Entries taken from a collection:
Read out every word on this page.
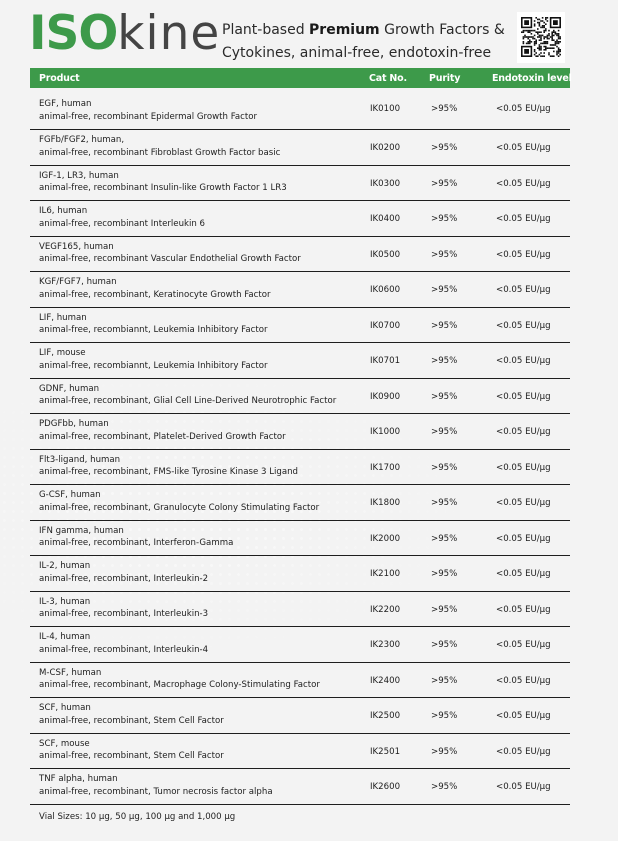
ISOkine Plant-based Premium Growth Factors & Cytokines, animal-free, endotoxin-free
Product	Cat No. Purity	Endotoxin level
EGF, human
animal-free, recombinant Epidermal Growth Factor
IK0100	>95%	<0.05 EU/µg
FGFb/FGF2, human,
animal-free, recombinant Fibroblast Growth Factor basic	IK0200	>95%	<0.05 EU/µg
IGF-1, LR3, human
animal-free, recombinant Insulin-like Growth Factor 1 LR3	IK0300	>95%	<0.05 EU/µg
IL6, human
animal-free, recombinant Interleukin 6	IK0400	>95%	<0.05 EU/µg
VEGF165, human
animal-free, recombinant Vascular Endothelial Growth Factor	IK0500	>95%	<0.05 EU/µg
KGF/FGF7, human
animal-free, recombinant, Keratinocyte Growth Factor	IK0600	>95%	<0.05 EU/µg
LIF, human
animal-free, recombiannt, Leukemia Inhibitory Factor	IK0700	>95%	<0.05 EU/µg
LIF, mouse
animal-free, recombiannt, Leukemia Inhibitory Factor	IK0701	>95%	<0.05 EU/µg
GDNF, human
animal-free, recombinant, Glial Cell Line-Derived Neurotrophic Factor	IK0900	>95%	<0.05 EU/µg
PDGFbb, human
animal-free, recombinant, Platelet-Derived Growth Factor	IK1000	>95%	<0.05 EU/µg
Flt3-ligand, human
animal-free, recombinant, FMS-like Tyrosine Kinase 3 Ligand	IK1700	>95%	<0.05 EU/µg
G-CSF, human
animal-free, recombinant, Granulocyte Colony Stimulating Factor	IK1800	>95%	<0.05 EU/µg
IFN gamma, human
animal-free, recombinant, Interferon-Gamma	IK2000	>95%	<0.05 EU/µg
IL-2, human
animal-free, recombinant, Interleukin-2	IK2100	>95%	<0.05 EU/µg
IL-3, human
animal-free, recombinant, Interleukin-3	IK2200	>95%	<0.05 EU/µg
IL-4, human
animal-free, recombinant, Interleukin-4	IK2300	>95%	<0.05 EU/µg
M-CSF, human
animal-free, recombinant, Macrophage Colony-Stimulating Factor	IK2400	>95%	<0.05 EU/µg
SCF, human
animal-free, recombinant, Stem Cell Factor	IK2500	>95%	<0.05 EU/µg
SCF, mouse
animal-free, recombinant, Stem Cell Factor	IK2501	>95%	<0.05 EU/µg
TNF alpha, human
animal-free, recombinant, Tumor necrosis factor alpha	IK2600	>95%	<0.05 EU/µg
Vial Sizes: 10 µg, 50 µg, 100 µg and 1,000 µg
...
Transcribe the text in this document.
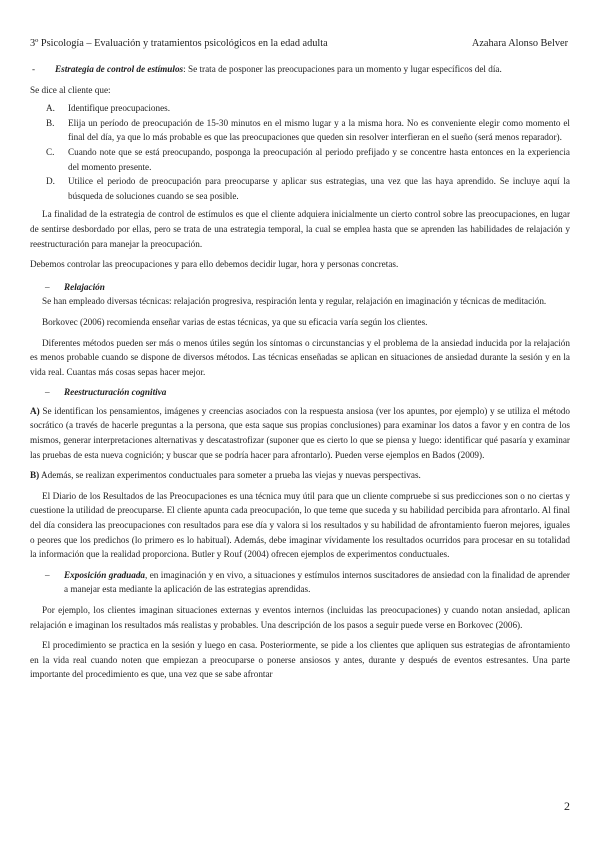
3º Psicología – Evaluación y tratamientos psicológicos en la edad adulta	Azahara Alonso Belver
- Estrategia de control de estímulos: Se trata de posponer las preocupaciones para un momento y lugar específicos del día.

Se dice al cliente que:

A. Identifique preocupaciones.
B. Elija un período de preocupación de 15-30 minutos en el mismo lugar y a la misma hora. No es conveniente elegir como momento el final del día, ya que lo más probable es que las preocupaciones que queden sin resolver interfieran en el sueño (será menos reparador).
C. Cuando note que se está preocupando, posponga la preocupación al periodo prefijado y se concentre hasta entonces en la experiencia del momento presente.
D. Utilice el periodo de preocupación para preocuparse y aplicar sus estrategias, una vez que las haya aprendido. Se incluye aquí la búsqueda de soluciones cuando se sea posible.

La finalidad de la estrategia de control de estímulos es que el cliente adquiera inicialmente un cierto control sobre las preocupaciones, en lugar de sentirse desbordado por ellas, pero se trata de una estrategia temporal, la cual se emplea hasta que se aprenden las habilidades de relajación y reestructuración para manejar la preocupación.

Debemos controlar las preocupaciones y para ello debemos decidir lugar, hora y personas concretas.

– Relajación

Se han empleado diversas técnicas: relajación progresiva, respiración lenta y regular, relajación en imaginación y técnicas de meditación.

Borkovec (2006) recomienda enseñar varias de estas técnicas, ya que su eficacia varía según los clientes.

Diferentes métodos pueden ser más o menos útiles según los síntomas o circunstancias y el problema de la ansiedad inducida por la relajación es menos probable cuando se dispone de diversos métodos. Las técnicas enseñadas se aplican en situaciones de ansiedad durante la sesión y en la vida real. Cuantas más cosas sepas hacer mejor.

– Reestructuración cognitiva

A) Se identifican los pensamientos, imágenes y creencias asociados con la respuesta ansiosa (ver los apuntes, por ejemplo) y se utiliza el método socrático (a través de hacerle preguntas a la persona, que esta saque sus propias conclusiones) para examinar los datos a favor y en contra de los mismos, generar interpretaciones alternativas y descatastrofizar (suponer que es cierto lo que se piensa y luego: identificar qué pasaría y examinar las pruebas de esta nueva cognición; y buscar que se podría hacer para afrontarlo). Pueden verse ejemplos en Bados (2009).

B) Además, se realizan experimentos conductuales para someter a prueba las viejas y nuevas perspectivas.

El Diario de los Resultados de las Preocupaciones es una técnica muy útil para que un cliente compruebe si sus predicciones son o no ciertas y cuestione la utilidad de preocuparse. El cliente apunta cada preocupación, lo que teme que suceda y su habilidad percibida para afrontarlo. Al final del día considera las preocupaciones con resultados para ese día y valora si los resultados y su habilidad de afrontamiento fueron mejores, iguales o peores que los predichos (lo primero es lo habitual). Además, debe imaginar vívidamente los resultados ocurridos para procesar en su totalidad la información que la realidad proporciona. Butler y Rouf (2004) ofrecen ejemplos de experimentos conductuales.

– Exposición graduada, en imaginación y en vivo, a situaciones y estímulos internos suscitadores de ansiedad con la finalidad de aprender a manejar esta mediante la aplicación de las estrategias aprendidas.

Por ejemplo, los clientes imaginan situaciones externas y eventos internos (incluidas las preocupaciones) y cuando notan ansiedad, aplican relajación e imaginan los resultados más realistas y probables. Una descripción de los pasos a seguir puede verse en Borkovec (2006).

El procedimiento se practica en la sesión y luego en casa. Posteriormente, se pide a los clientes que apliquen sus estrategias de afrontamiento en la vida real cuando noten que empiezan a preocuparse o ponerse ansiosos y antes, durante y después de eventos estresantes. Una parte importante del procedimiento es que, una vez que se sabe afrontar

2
---
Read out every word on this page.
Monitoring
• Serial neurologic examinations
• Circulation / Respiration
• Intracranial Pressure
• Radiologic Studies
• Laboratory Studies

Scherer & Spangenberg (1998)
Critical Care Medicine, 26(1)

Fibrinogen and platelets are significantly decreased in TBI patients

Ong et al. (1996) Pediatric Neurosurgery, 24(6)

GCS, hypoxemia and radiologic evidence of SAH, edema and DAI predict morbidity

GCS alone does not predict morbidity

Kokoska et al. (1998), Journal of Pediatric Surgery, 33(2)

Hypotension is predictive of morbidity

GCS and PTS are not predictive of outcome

Problem to work on: The answer must be every line of the records that contains the word "Interleukin".

Answer below:
animal-free, recombinant Interleukin 6	IK0400	>95%	<0.05 EU/µg
animal-free, recombinant, Interleukin-2	IK2100	>95%	<0.05 EU/µg
animal-free, recombinant, Interleukin-3	IK2200	>95%	<0.05 EU/µg
animal-free, recombinant, Interleukin-4	IK2300	>95%	<0.05 EU/µg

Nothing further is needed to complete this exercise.